Stored data

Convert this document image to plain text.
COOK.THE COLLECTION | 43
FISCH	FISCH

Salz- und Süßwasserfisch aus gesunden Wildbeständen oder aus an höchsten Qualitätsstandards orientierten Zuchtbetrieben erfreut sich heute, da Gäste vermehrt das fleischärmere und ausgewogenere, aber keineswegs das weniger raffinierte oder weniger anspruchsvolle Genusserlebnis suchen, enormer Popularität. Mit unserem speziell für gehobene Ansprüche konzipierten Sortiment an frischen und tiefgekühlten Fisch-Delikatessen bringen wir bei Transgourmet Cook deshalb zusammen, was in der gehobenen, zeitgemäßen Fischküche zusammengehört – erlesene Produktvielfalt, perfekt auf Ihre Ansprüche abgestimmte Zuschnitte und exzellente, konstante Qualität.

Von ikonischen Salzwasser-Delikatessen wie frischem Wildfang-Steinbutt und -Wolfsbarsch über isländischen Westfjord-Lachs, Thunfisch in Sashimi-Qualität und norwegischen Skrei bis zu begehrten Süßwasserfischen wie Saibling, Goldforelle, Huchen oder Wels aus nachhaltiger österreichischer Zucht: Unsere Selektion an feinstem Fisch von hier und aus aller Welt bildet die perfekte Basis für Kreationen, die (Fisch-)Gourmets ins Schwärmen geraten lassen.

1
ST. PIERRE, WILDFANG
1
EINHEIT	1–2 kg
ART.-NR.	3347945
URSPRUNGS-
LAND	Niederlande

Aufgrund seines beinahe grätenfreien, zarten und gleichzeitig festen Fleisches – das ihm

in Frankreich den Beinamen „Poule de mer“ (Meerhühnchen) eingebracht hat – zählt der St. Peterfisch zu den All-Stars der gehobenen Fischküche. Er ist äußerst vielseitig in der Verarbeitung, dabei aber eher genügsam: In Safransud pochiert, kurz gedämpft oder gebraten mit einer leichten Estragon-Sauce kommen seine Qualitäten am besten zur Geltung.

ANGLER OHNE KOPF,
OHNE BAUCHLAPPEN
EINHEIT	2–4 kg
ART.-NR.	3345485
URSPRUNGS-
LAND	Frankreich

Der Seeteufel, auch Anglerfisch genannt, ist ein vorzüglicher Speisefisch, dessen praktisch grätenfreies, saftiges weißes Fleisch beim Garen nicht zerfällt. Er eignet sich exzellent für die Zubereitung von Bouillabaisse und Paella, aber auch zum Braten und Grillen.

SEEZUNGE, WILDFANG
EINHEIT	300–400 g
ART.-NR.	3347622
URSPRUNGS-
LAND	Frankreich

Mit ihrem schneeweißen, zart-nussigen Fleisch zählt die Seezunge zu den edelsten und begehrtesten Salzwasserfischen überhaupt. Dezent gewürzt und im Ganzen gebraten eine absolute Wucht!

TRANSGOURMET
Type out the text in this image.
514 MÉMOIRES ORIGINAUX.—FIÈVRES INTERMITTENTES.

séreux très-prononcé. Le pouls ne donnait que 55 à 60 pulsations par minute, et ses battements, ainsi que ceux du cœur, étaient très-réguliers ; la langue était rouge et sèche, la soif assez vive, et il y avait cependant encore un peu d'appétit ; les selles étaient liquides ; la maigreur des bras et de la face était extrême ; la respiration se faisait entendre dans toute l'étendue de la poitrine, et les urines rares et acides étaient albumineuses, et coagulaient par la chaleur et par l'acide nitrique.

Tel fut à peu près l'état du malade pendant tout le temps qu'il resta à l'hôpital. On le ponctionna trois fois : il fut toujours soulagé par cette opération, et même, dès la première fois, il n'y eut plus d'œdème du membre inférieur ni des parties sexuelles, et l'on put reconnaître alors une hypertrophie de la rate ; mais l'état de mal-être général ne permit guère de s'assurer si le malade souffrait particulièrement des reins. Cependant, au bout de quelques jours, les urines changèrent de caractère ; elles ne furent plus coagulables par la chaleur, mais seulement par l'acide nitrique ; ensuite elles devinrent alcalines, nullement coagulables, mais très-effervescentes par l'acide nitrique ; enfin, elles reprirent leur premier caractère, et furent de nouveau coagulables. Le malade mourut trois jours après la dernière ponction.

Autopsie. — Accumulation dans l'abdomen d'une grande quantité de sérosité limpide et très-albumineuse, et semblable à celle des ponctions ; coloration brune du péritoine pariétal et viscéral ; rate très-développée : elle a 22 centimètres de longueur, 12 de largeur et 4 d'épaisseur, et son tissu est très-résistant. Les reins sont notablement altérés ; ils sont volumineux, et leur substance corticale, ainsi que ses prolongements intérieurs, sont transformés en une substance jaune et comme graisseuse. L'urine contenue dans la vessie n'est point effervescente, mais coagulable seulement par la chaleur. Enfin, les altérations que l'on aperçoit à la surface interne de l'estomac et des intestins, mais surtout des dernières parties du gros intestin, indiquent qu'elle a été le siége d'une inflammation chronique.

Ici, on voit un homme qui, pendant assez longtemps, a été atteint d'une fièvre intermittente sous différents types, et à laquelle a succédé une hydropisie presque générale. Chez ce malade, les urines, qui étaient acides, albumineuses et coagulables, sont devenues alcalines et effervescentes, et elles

DIRECTIONS FOR THIS TASK: Write out every line of the records exactly.

ANSWER FOR THE TASK:
Convert this document image to plain text.
COOK.THE COLLECTION | 43
FISCH	FISCH

Salz- und Süßwasserfisch aus gesunden Wildbeständen oder aus an höchsten Qualitätsstandards orientierten Zuchtbetrieben erfreut sich heute, da Gäste vermehrt das fleischärmere und ausgewogenere, aber keineswegs das weniger raffinierte oder weniger anspruchsvolle Genusserlebnis suchen, enormer Popularität. Mit unserem speziell für gehobene Ansprüche konzipierten Sortiment an frischen und tiefgekühlten Fisch-Delikatessen bringen wir bei Transgourmet Cook deshalb zusammen, was in der gehobenen, zeitgemäßen Fischküche zusammengehört – erlesene Produktvielfalt, perfekt auf Ihre Ansprüche abgestimmte Zuschnitte und exzellente, konstante Qualität.

Von ikonischen Salzwasser-Delikatessen wie frischem Wildfang-Steinbutt und -Wolfsbarsch über isländischen Westfjord-Lachs, Thunfisch in Sashimi-Qualität und norwegischen Skrei bis zu begehrten Süßwasserfischen wie Saibling, Goldforelle, Huchen oder Wels aus nachhaltiger österreichischer Zucht: Unsere Selektion an feinstem Fisch von hier und aus aller Welt bildet die perfekte Basis für Kreationen, die (Fisch-)Gourmets ins Schwärmen geraten lassen.

1
ST. PIERRE, WILDFANG
1
EINHEIT	1–2 kg
ART.-NR.	3347945
URSPRUNGS-
LAND	Niederlande

Aufgrund seines beinahe grätenfreien, zarten und gleichzeitig festen Fleisches – das ihm

in Frankreich den Beinamen „Poule de mer“ (Meerhühnchen) eingebracht hat – zählt der St. Peterfisch zu den All-Stars der gehobenen Fischküche. Er ist äußerst vielseitig in der Verarbeitung, dabei aber eher genügsam: In Safransud pochiert, kurz gedämpft oder gebraten mit einer leichten Estragon-Sauce kommen seine Qualitäten am besten zur Geltung.

ANGLER OHNE KOPF,
OHNE BAUCHLAPPEN
EINHEIT	2–4 kg
ART.-NR.	3345485
URSPRUNGS-
LAND	Frankreich

Der Seeteufel, auch Anglerfisch genannt, ist ein vorzüglicher Speisefisch, dessen praktisch grätenfreies, saftiges weißes Fleisch beim Garen nicht zerfällt. Er eignet sich exzellent für die Zubereitung von Bouillabaisse und Paella, aber auch zum Braten und Grillen.

SEEZUNGE, WILDFANG
EINHEIT	300–400 g
ART.-NR.	3347622
URSPRUNGS-
LAND	Frankreich

Mit ihrem schneeweißen, zart-nussigen Fleisch zählt die Seezunge zu den edelsten und begehrtesten Salzwasserfischen überhaupt. Dezent gewürzt und im Ganzen gebraten eine absolute Wucht!

TRANSGOURMET
Type out the text in this image.
514 MÉMOIRES ORIGINAUX.—FIÈVRES INTERMITTENTES.

séreux très-prononcé. Le pouls ne donnait que 55 à 60 pulsations par minute, et ses battements, ainsi que ceux du cœur, étaient très-réguliers ; la langue était rouge et sèche, la soif assez vive, et il y avait cependant encore un peu d'appétit ; les selles étaient liquides ; la maigreur des bras et de la face était extrême ; la respiration se faisait entendre dans toute l'étendue de la poitrine, et les urines rares et acides étaient albumineuses, et coagulaient par la chaleur et par l'acide nitrique.

Tel fut à peu près l'état du malade pendant tout le temps qu'il resta à l'hôpital. On le ponctionna trois fois : il fut toujours soulagé par cette opération, et même, dès la première fois, il n'y eut plus d'œdème du membre inférieur ni des parties sexuelles, et l'on put reconnaître alors une hypertrophie de la rate ; mais l'état de mal-être général ne permit guère de s'assurer si le malade souffrait particulièrement des reins. Cependant, au bout de quelques jours, les urines changèrent de caractère ; elles ne furent plus coagulables par la chaleur, mais seulement par l'acide nitrique ; ensuite elles devinrent alcalines, nullement coagulables, mais très-effervescentes par l'acide nitrique ; enfin, elles reprirent leur premier caractère, et furent de nouveau coagulables. Le malade mourut trois jours après la dernière ponction.

Autopsie. — Accumulation dans l'abdomen d'une grande quantité de sérosité limpide et très-albumineuse, et semblable à celle des ponctions ; coloration brune du péritoine pariétal et viscéral ; rate très-développée : elle a 22 centimètres de longueur, 12 de largeur et 4 d'épaisseur, et son tissu est très-résistant. Les reins sont notablement altérés ; ils sont volumineux, et leur substance corticale, ainsi que ses prolongements intérieurs, sont transformés en une substance jaune et comme graisseuse. L'urine contenue dans la vessie n'est point effervescente, mais coagulable seulement par la chaleur. Enfin, les altérations que l'on aperçoit à la surface interne de l'estomac et des intestins, mais surtout des dernières parties du gros intestin, indiquent qu'elle a été le siége d'une inflammation chronique.

Ici, on voit un homme qui, pendant assez longtemps, a été atteint d'une fièvre intermittente sous différents types, et à laquelle a succédé une hydropisie presque générale. Chez ce malade, les urines, qui étaient acides, albumineuses et coagulables, sont devenues alcalines et effervescentes, et elles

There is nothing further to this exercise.